_Required work_
Transcribe only the part of the listing below that begins at the line containing "Output the text content of this document." and runs to its final line, keeping both ends.

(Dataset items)
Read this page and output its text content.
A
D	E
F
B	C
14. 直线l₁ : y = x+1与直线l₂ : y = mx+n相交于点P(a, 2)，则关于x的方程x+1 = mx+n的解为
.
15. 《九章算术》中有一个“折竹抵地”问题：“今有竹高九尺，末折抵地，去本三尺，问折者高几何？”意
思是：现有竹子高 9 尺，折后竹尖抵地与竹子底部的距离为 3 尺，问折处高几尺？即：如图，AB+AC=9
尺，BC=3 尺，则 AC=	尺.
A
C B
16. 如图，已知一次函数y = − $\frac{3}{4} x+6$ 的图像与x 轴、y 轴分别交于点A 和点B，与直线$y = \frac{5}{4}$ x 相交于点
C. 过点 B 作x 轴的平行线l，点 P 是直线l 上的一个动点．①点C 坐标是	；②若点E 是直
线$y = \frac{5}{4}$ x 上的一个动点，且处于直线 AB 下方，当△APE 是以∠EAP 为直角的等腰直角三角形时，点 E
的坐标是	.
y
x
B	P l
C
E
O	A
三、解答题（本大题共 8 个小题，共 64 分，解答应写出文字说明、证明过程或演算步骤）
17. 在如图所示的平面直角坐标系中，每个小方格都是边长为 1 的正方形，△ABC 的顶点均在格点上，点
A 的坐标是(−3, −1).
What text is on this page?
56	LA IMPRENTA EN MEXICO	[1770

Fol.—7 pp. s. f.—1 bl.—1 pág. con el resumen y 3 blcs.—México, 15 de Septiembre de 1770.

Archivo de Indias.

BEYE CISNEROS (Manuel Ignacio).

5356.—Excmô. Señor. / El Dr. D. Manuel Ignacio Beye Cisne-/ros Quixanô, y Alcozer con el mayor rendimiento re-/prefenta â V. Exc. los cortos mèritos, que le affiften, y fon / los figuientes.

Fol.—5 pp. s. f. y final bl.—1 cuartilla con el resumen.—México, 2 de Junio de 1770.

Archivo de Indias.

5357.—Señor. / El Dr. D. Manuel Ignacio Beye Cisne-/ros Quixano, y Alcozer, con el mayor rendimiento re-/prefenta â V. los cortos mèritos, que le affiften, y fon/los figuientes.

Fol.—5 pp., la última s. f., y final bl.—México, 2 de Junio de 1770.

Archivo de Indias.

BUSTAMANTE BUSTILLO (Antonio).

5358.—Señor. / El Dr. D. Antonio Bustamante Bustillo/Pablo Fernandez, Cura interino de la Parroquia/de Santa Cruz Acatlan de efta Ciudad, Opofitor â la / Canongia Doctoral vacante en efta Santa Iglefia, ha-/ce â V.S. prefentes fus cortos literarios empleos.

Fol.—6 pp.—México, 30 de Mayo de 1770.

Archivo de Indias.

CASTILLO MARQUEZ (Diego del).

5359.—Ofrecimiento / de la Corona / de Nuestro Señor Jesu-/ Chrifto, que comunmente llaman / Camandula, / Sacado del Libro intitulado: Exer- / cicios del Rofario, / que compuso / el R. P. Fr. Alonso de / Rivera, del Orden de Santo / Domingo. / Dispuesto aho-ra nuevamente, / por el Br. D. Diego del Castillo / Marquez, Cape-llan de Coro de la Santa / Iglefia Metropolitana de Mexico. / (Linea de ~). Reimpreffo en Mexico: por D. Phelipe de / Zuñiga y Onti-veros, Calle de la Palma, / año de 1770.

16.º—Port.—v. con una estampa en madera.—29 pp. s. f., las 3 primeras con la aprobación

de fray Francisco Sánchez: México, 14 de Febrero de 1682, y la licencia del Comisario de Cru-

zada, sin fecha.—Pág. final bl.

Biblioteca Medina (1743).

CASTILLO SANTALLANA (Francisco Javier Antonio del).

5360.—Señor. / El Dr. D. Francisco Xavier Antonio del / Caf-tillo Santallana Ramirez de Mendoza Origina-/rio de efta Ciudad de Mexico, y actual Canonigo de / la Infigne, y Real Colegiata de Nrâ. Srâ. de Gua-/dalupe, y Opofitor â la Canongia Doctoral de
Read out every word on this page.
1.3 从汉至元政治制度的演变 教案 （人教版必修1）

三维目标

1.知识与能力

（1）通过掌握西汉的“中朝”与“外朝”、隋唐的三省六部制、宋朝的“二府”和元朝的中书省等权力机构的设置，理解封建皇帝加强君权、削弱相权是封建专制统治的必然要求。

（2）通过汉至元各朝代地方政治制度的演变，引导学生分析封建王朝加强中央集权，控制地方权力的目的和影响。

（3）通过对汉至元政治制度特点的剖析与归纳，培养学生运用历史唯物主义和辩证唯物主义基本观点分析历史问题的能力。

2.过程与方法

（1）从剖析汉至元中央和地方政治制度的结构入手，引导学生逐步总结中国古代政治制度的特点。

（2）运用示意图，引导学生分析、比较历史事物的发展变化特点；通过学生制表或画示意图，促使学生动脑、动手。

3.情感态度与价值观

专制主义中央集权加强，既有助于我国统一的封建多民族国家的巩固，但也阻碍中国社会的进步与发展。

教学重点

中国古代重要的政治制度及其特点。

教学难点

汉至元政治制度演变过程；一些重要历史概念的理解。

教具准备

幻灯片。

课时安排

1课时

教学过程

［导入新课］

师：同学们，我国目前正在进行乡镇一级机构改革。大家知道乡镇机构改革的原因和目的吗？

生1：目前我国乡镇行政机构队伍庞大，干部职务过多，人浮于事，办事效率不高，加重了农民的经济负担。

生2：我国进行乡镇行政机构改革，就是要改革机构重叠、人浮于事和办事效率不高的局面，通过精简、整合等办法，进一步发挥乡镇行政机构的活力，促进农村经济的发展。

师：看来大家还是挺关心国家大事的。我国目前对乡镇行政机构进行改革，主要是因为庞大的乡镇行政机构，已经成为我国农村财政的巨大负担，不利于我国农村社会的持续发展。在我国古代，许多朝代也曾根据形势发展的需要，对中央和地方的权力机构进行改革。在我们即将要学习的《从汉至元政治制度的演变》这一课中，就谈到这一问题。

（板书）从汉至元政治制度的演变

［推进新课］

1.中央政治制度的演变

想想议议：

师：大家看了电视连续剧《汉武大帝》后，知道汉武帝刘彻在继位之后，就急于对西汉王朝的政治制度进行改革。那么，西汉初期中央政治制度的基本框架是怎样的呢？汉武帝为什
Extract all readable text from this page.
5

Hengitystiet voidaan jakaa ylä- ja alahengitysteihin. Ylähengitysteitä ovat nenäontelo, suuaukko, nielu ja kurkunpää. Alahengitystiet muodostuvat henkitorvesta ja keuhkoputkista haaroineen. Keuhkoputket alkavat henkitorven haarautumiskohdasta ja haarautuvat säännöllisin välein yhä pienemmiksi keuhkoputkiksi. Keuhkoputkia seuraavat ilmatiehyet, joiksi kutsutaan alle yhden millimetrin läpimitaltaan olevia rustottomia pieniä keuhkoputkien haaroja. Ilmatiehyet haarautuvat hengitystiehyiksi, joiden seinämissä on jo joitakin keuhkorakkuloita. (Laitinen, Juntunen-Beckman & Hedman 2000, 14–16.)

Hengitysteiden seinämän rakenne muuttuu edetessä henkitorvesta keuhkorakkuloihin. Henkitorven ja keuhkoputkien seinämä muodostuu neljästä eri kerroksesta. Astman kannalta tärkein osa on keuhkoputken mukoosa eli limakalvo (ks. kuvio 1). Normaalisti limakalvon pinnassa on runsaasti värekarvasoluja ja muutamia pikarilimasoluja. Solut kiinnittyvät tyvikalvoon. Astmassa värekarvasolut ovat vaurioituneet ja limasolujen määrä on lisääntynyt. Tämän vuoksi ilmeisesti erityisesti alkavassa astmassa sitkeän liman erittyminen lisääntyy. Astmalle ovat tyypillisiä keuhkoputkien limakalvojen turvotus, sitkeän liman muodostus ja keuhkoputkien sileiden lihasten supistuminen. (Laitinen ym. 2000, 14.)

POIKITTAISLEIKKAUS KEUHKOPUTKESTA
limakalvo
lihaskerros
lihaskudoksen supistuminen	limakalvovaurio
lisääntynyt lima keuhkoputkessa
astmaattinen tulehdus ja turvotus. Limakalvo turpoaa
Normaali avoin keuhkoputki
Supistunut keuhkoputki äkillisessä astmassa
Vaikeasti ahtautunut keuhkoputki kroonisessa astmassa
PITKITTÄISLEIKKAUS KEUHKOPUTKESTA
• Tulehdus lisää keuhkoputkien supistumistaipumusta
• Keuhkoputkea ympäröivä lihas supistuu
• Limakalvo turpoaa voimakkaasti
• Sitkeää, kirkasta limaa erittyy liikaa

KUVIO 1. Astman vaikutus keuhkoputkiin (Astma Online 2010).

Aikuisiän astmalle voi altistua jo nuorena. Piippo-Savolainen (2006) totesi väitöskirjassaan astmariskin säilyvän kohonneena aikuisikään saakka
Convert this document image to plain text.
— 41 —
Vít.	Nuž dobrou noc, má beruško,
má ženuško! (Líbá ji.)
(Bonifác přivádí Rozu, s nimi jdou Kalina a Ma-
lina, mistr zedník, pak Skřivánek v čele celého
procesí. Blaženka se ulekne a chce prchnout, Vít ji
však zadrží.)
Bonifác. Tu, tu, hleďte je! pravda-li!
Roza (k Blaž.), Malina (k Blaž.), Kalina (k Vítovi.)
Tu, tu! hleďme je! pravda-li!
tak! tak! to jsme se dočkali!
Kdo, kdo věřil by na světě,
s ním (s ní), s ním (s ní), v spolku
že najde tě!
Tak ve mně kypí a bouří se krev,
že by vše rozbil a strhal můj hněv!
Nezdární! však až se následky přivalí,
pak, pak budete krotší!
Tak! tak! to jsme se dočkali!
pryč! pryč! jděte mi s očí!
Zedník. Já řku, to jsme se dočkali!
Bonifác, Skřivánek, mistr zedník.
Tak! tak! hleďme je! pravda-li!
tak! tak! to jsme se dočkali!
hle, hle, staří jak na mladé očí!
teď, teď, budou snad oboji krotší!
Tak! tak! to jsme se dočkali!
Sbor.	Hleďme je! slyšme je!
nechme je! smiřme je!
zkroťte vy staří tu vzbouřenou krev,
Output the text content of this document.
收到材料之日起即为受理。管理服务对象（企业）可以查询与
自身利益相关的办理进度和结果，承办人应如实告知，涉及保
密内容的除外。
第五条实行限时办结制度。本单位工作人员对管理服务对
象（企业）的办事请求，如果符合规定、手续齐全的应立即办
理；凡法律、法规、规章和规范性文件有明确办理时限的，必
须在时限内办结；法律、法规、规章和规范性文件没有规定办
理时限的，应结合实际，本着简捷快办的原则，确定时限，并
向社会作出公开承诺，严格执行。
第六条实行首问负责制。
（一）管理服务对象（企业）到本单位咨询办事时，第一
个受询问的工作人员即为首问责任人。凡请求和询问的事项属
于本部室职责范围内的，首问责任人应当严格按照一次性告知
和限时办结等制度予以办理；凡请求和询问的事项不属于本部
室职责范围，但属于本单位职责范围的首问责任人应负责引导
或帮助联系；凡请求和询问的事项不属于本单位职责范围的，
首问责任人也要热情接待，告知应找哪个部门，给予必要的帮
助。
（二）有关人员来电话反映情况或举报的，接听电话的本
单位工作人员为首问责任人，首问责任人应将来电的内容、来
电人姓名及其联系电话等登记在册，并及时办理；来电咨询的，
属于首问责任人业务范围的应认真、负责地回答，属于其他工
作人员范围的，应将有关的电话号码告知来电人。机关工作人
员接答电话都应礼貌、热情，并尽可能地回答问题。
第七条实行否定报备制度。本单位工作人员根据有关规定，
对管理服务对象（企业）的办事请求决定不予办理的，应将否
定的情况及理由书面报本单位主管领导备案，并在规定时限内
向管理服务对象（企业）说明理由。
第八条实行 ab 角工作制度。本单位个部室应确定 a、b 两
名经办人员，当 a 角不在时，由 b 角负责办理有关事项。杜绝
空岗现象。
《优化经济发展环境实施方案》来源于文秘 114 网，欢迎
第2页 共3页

_Answer below_
Output the text content of this document.
收到材料之日起即为受理。管理服务对象（企业）可以查询与
自身利益相关的办理进度和结果，承办人应如实告知，涉及保
密内容的除外。
第五条实行限时办结制度。本单位工作人员对管理服务对
象（企业）的办事请求，如果符合规定、手续齐全的应立即办
理；凡法律、法规、规章和规范性文件有明确办理时限的，必
须在时限内办结；法律、法规、规章和规范性文件没有规定办
理时限的，应结合实际，本着简捷快办的原则，确定时限，并
向社会作出公开承诺，严格执行。
第六条实行首问负责制。
（一）管理服务对象（企业）到本单位咨询办事时，第一
个受询问的工作人员即为首问责任人。凡请求和询问的事项属
于本部室职责范围内的，首问责任人应当严格按照一次性告知
和限时办结等制度予以办理；凡请求和询问的事项不属于本部
室职责范围，但属于本单位职责范围的首问责任人应负责引导
或帮助联系；凡请求和询问的事项不属于本单位职责范围的，
首问责任人也要热情接待，告知应找哪个部门，给予必要的帮
助。
（二）有关人员来电话反映情况或举报的，接听电话的本
单位工作人员为首问责任人，首问责任人应将来电的内容、来
电人姓名及其联系电话等登记在册，并及时办理；来电咨询的，
属于首问责任人业务范围的应认真、负责地回答，属于其他工
作人员范围的，应将有关的电话号码告知来电人。机关工作人
员接答电话都应礼貌、热情，并尽可能地回答问题。
第七条实行否定报备制度。本单位工作人员根据有关规定，
对管理服务对象（企业）的办事请求决定不予办理的，应将否
定的情况及理由书面报本单位主管领导备案，并在规定时限内
向管理服务对象（企业）说明理由。
第八条实行 ab 角工作制度。本单位个部室应确定 a、b 两
名经办人员，当 a 角不在时，由 b 角负责办理有关事项。杜绝
空岗现象。
《优化经济发展环境实施方案》来源于文秘 114 网，欢迎
第2页 共3页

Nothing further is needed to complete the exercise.